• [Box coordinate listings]
::::::::::

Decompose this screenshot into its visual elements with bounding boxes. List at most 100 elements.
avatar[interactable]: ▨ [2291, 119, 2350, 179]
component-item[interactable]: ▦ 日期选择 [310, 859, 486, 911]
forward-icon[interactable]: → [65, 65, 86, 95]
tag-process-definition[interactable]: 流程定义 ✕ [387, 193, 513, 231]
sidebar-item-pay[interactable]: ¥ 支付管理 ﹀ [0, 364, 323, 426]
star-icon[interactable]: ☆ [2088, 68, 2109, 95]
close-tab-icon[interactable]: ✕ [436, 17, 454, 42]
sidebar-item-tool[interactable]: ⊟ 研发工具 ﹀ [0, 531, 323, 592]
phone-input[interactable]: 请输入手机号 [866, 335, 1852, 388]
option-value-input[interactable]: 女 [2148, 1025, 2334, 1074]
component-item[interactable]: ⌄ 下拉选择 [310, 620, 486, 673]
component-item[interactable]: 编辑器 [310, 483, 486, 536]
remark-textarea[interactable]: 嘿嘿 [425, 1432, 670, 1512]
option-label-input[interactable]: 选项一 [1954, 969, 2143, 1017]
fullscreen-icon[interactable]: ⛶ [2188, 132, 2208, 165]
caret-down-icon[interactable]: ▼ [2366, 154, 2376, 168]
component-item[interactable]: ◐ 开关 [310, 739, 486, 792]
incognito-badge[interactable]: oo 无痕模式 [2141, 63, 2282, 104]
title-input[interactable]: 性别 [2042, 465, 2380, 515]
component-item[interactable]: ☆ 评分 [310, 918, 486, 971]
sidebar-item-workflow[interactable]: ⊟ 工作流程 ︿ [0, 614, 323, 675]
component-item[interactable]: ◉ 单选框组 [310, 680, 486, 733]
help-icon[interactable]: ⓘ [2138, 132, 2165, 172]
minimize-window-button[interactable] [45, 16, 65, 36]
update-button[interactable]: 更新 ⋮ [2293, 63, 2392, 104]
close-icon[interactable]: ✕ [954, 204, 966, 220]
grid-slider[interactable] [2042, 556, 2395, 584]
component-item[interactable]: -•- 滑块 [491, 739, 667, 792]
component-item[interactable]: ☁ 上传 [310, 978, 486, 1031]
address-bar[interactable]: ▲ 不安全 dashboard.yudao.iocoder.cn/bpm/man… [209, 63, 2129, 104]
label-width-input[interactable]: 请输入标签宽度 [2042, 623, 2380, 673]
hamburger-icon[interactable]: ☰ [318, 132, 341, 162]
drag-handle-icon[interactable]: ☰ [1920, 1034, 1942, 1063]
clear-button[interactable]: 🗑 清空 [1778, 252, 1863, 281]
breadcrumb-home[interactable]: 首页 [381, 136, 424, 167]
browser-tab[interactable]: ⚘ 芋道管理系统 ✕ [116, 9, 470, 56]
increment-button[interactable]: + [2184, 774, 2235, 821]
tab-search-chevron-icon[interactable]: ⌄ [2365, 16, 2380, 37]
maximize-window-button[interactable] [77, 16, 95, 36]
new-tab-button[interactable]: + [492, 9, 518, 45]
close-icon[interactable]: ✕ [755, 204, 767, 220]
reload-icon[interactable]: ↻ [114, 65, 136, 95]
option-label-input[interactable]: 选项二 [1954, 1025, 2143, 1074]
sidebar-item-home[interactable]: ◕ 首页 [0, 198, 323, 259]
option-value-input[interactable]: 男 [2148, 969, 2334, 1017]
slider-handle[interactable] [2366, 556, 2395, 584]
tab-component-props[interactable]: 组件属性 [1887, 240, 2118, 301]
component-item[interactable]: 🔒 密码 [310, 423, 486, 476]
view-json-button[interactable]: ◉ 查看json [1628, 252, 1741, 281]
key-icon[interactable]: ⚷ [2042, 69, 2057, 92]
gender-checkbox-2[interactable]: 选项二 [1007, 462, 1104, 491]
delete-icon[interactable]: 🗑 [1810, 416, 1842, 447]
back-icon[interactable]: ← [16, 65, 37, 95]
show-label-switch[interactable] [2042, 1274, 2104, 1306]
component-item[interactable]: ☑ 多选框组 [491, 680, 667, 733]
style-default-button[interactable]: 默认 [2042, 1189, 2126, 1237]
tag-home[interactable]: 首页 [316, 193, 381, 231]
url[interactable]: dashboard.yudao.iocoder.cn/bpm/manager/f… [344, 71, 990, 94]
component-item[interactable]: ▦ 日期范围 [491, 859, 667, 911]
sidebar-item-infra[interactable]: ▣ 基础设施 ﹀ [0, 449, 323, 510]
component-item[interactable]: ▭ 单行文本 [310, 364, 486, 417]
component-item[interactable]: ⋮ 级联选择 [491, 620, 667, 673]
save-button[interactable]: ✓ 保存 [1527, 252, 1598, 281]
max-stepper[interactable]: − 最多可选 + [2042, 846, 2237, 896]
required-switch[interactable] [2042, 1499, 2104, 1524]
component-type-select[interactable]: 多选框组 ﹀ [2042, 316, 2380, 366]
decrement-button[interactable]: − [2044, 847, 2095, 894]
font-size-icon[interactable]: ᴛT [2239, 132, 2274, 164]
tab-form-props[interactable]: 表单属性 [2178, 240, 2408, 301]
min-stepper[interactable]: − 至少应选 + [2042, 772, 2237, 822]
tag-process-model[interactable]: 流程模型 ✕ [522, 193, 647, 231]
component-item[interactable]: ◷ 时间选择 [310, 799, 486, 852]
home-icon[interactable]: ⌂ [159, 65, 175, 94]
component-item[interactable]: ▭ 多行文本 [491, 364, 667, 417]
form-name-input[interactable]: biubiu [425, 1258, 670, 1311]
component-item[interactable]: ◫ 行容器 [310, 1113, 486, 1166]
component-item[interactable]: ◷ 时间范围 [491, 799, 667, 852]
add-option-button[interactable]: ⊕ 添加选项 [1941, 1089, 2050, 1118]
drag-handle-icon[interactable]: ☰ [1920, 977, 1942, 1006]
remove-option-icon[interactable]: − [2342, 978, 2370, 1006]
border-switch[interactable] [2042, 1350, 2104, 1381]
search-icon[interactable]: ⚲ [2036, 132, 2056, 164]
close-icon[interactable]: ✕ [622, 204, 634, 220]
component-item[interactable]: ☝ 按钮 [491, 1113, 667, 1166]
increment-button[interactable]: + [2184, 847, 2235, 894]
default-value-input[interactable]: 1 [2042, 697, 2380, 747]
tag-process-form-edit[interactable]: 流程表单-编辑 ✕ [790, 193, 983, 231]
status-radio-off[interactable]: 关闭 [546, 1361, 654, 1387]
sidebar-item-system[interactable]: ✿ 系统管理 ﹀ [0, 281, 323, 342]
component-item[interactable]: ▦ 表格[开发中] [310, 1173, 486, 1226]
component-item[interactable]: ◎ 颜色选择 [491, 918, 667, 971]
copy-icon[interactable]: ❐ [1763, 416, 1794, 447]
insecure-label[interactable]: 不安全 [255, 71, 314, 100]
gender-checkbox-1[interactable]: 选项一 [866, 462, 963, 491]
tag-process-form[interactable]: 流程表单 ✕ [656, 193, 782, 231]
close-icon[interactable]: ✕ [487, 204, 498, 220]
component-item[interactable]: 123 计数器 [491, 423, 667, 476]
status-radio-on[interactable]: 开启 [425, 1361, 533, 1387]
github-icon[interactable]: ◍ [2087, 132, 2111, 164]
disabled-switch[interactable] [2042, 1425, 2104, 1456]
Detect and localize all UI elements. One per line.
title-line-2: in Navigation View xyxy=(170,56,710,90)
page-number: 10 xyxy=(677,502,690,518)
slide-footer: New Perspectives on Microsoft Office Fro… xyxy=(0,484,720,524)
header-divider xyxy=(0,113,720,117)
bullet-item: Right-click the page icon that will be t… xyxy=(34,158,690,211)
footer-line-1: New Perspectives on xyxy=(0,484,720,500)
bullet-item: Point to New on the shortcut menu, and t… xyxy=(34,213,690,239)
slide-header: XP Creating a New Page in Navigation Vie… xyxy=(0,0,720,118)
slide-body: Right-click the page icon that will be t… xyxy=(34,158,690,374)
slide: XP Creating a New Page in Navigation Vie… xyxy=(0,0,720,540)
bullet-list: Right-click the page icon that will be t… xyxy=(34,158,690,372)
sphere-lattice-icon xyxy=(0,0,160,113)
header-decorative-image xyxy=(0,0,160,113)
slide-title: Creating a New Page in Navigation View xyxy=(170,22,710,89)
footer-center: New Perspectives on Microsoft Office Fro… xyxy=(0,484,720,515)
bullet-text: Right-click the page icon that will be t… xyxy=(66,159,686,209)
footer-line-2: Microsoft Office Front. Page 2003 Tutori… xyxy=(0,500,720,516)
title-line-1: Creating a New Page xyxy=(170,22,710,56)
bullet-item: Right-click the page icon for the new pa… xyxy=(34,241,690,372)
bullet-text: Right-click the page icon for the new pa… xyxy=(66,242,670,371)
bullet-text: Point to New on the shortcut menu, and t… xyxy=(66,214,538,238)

::::::::::

• [Your objective]
Extract the lines from the start of the records through the line containing "option-label-input[interactable]: 选项一 [1954, 969, 2143, 1017]", inclusive, and reproduce them verbatim.

• [Answer for the task]
Decompose this screenshot into its visual elements with bounding boxes. List at most 100 elements.
avatar[interactable]: ▨ [2291, 119, 2350, 179]
component-item[interactable]: ▦ 日期选择 [310, 859, 486, 911]
forward-icon[interactable]: → [65, 65, 86, 95]
tag-process-definition[interactable]: 流程定义 ✕ [387, 193, 513, 231]
sidebar-item-pay[interactable]: ¥ 支付管理 ﹀ [0, 364, 323, 426]
star-icon[interactable]: ☆ [2088, 68, 2109, 95]
close-tab-icon[interactable]: ✕ [436, 17, 454, 42]
sidebar-item-tool[interactable]: ⊟ 研发工具 ﹀ [0, 531, 323, 592]
phone-input[interactable]: 请输入手机号 [866, 335, 1852, 388]
option-value-input[interactable]: 女 [2148, 1025, 2334, 1074]
component-item[interactable]: ⌄ 下拉选择 [310, 620, 486, 673]
component-item[interactable]: 编辑器 [310, 483, 486, 536]
remark-textarea[interactable]: 嘿嘿 [425, 1432, 670, 1512]
option-label-input[interactable]: 选项一 [1954, 969, 2143, 1017]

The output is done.